• [SOURCE MATERIAL]:
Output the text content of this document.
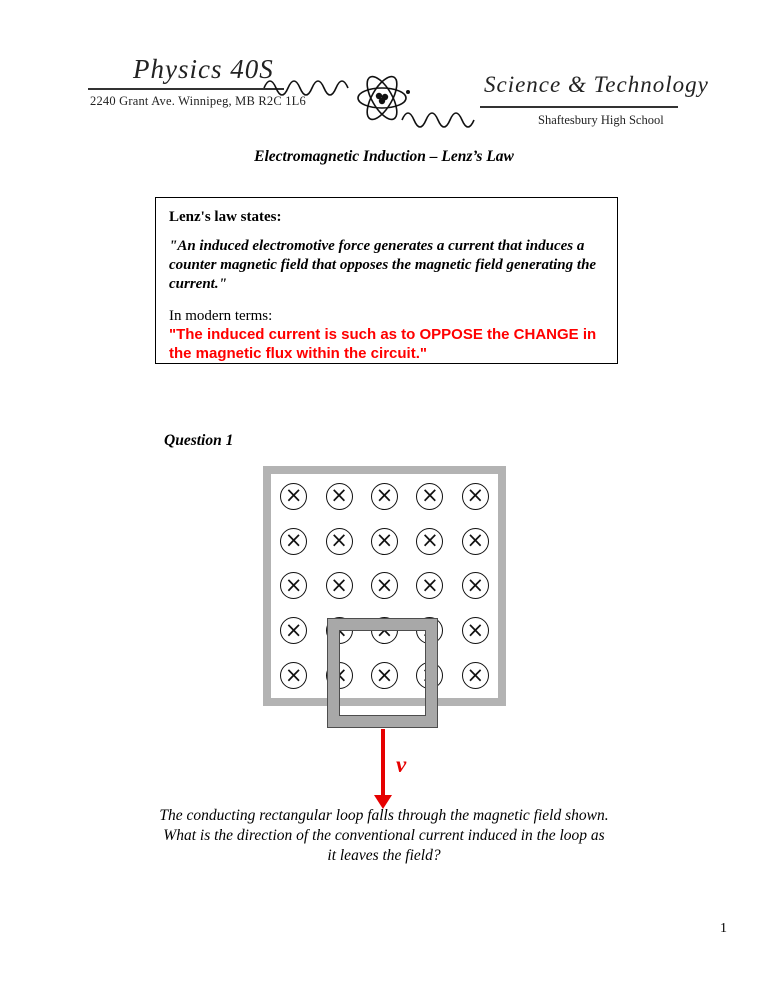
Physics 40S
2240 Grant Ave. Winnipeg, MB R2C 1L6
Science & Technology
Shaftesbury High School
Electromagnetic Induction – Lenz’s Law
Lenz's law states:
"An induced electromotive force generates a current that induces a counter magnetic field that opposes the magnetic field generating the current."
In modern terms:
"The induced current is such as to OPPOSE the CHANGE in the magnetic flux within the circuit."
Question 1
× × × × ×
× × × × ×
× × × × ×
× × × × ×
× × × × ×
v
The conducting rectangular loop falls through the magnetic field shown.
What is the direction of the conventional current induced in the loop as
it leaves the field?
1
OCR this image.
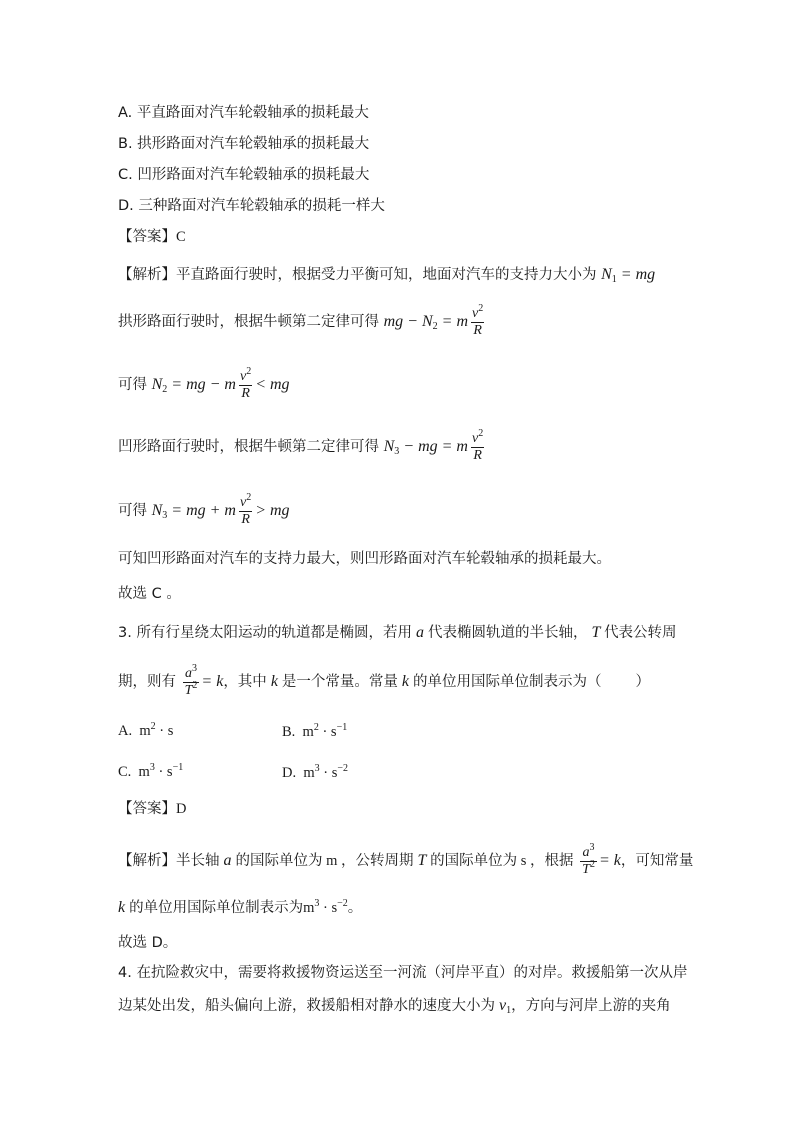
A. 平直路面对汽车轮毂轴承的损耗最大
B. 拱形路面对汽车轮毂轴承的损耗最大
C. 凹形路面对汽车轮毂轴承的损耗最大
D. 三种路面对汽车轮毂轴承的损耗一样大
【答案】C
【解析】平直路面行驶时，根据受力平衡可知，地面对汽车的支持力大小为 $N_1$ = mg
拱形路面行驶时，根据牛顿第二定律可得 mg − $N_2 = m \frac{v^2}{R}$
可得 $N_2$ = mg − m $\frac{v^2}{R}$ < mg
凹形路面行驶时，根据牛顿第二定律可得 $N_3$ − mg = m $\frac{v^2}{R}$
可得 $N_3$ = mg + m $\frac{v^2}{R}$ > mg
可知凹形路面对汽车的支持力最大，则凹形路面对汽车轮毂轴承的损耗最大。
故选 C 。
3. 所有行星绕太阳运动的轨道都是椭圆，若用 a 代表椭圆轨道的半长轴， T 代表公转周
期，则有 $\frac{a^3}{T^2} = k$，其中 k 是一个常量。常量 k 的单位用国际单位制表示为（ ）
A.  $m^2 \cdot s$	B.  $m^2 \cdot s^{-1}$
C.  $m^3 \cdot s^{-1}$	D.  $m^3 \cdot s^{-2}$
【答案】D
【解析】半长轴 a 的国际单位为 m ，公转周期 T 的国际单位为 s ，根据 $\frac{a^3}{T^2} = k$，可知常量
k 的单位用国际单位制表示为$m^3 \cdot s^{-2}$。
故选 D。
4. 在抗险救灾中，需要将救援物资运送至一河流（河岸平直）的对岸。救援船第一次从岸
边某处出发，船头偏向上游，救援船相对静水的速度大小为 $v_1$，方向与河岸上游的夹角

• [TASK STATEMENT]: Please retype, exactly and with the pictures left out, the lines from the line containing "OCR this image." through the last line of the records above.

• [COMPLETE ANSWER]:
OCR this image.
A. 平直路面对汽车轮毂轴承的损耗最大
B. 拱形路面对汽车轮毂轴承的损耗最大
C. 凹形路面对汽车轮毂轴承的损耗最大
D. 三种路面对汽车轮毂轴承的损耗一样大
【答案】C
【解析】平直路面行驶时，根据受力平衡可知，地面对汽车的支持力大小为 $N_1$ = mg
拱形路面行驶时，根据牛顿第二定律可得 mg − $N_2 = m \frac{v^2}{R}$
可得 $N_2$ = mg − m $\frac{v^2}{R}$ < mg
凹形路面行驶时，根据牛顿第二定律可得 $N_3$ − mg = m $\frac{v^2}{R}$
可得 $N_3$ = mg + m $\frac{v^2}{R}$ > mg
可知凹形路面对汽车的支持力最大，则凹形路面对汽车轮毂轴承的损耗最大。
故选 C 。
3. 所有行星绕太阳运动的轨道都是椭圆，若用 a 代表椭圆轨道的半长轴， T 代表公转周
期，则有 $\frac{a^3}{T^2} = k$，其中 k 是一个常量。常量 k 的单位用国际单位制表示为（ ）
A.  $m^2 \cdot s$	B.  $m^2 \cdot s^{-1}$
C.  $m^3 \cdot s^{-1}$	D.  $m^3 \cdot s^{-2}$
【答案】D
【解析】半长轴 a 的国际单位为 m ，公转周期 T 的国际单位为 s ，根据 $\frac{a^3}{T^2} = k$，可知常量
k 的单位用国际单位制表示为$m^3 \cdot s^{-2}$。
故选 D。
4. 在抗险救灾中，需要将救援物资运送至一河流（河岸平直）的对岸。救援船第一次从岸
边某处出发，船头偏向上游，救援船相对静水的速度大小为 $v_1$，方向与河岸上游的夹角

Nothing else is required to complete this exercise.